-- START OF RECORDS --

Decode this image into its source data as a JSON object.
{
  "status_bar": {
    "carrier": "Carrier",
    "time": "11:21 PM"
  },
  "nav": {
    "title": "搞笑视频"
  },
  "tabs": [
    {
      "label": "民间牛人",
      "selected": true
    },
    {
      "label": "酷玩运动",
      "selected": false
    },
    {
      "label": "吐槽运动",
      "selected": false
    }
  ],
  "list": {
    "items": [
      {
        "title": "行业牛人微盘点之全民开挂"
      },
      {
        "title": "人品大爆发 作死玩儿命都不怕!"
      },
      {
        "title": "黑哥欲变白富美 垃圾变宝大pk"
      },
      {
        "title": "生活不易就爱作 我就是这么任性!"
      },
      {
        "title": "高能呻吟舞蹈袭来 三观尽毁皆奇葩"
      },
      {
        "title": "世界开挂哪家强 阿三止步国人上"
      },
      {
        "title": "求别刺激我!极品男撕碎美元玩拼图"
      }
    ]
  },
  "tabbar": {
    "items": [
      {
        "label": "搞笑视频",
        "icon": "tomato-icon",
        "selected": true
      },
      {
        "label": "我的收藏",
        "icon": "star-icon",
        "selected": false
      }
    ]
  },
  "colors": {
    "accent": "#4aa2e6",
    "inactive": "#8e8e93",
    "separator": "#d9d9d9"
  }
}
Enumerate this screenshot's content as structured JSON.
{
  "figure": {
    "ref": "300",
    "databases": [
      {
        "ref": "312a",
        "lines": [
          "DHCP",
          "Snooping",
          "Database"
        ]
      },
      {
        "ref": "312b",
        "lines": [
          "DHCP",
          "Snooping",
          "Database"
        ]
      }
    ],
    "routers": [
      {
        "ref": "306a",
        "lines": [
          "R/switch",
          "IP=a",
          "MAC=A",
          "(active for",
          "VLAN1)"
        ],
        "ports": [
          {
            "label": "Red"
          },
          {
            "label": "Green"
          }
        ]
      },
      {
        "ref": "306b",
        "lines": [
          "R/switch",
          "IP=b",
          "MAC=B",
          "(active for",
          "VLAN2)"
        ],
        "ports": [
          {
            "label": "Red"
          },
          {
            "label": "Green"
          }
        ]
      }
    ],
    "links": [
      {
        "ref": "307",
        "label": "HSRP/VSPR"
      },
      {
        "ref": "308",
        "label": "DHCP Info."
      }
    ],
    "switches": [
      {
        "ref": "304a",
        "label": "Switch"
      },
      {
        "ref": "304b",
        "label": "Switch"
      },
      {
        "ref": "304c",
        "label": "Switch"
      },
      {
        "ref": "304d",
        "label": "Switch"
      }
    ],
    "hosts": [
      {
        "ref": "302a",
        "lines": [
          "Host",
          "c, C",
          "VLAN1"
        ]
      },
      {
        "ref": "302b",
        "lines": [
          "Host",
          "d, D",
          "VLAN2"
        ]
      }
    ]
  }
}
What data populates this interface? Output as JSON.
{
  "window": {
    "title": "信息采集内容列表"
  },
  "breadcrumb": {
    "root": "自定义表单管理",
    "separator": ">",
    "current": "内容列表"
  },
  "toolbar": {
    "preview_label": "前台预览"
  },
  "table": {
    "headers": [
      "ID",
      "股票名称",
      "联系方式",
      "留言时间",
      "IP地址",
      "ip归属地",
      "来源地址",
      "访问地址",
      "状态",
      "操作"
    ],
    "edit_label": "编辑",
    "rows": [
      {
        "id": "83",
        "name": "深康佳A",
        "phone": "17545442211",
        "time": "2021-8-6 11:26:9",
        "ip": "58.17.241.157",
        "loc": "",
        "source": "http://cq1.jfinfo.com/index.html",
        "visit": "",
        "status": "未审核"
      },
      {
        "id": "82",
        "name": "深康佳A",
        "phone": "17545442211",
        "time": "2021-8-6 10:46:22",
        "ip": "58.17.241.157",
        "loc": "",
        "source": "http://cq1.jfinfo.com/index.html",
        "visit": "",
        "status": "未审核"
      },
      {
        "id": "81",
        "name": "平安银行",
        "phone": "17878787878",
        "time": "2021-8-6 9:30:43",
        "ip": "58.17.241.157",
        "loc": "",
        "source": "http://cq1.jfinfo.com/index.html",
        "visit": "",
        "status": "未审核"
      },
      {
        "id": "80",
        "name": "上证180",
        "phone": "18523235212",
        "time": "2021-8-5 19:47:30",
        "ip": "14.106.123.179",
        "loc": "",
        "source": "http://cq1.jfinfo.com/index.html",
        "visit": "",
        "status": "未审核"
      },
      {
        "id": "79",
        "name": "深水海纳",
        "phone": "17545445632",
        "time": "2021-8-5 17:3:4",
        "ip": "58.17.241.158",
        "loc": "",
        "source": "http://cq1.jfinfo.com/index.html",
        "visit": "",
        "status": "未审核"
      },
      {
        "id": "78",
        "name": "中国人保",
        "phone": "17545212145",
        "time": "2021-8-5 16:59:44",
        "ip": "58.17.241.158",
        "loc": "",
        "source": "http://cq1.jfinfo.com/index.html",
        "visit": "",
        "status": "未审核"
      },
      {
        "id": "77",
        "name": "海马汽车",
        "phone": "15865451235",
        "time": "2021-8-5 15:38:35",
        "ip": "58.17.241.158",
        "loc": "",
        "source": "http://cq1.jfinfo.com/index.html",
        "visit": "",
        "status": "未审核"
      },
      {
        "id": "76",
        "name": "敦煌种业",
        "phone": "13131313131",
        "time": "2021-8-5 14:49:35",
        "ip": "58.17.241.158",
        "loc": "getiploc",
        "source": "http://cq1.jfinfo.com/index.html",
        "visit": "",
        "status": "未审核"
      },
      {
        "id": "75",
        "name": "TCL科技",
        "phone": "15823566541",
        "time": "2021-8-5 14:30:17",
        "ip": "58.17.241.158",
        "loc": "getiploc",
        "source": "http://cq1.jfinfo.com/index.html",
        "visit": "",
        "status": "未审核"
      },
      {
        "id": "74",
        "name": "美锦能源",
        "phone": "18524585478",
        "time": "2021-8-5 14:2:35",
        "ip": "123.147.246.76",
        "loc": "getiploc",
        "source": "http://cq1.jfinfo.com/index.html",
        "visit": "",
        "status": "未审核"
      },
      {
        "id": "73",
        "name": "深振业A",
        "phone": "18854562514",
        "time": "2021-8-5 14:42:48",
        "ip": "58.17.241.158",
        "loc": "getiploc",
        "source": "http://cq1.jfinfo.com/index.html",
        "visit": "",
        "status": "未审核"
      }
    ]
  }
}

-- END OF RECORDS --

=== EXERCISE BRIEF ===
Each line of the material that holds the string "JSON" counts once; give the total alone.

=== TASK RESULT ===
3